▶ [Task statement]: Using the data beneath, show every line that includes the word "text".

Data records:
⁂
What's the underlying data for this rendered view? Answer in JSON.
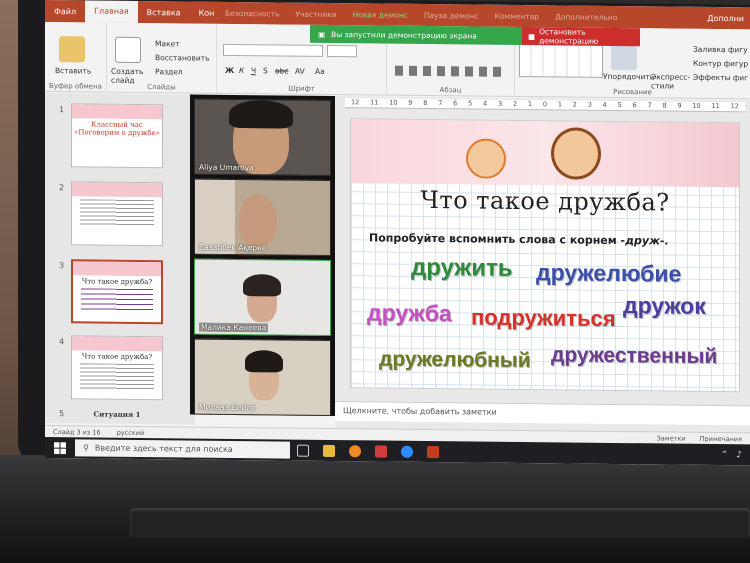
{
  "ribbon": {
    "tabs": [
      "Файл",
      "Главная",
      "Вставка",
      "Кон"
    ],
    "active_tab": "Главная",
    "right_tab": "Дополни",
    "clipboard": {
      "paste": "Вставить",
      "group": "Буфер обмена"
    },
    "slides": {
      "new_slide": "Создать слайд",
      "layout": "Макет",
      "reset": "Восстановить",
      "section": "Раздел",
      "group": "Слайды"
    },
    "font": {
      "group": "Шрифт",
      "buttons": [
        "Ж",
        "К",
        "Ч",
        "S",
        "abc",
        "AV",
        "Aa"
      ]
    },
    "paragraph": {
      "group": "Абзац"
    },
    "drawing": {
      "arrange": "Упорядочить",
      "quick_styles": "Экспресс-стили",
      "fill": "Заливка фигу",
      "outline": "Контур фигур",
      "effects": "Эффекты фиг",
      "group": "Рисование"
    }
  },
  "zoom": {
    "top_items": [
      "Безопасность",
      "Участники",
      "Новая демонс",
      "Пауза демонс",
      "Комментар",
      "Дополнительно"
    ],
    "sharing_notice": "Вы запустили демонстрацию экрана",
    "stop_button": "Остановить демонстрацию"
  },
  "thumbnails": [
    {
      "num": "1",
      "title": "Классный час «Поговорим о дружбе»"
    },
    {
      "num": "2",
      "title": ""
    },
    {
      "num": "3",
      "title": "Что такое дружба?"
    },
    {
      "num": "4",
      "title": "Что такое дружба?"
    },
    {
      "num": "5",
      "title": "Ситуация 1"
    }
  ],
  "participants": [
    {
      "name": "Aliya Umarova",
      "bg": "#5a5550"
    },
    {
      "name": "Базарбек Ақерке",
      "bg": "#b8a894"
    },
    {
      "name": "Малика Канеева",
      "bg": "#e8e6e4"
    },
    {
      "name": "Милана Бейле",
      "bg": "#d9d0c4"
    }
  ],
  "slide": {
    "title": "Что такое дружба?",
    "subtitle_prefix": "Попробуйте вспомнить слова с корнем ",
    "root": "-друж-.",
    "words": [
      {
        "text": "дружить",
        "color": "#2e8b3a"
      },
      {
        "text": "дружелюбие",
        "color": "#3b4fa8"
      },
      {
        "text": "дружба",
        "color": "#c54fc3"
      },
      {
        "text": "подружиться",
        "color": "#d8302a"
      },
      {
        "text": "дружок",
        "color": "#4a3f9e"
      },
      {
        "text": "дружелюбный",
        "color": "#6a7a22"
      },
      {
        "text": "дружественный",
        "color": "#6b3b8e"
      }
    ],
    "ruler": [
      "12",
      "11",
      "10",
      "9",
      "8",
      "7",
      "6",
      "5",
      "4",
      "3",
      "2",
      "1",
      "0",
      "1",
      "2",
      "3",
      "4",
      "5",
      "6",
      "7",
      "8",
      "9",
      "10",
      "11",
      "12"
    ]
  },
  "notes_placeholder": "Щелкните, чтобы добавить заметки",
  "status": {
    "slide": "Слайд 3 из 16",
    "lang": "русский",
    "notes": "Заметки",
    "comments": "Примечания"
  },
  "taskbar": {
    "search": "Введите здесь текст для поиска"
  },
  "colors": {
    "ppt_accent": "#b7472a",
    "zoom_green": "#35a64b",
    "zoom_red": "#cc2d2d"
  }
}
⁂
▶ [Answer to this problem]:
        "text": "дружить",
        "text": "дружелюбие",
        "text": "дружба",
        "text": "подружиться",
        "text": "дружок",
        "text": "дружелюбный",
        "text": "дружественный",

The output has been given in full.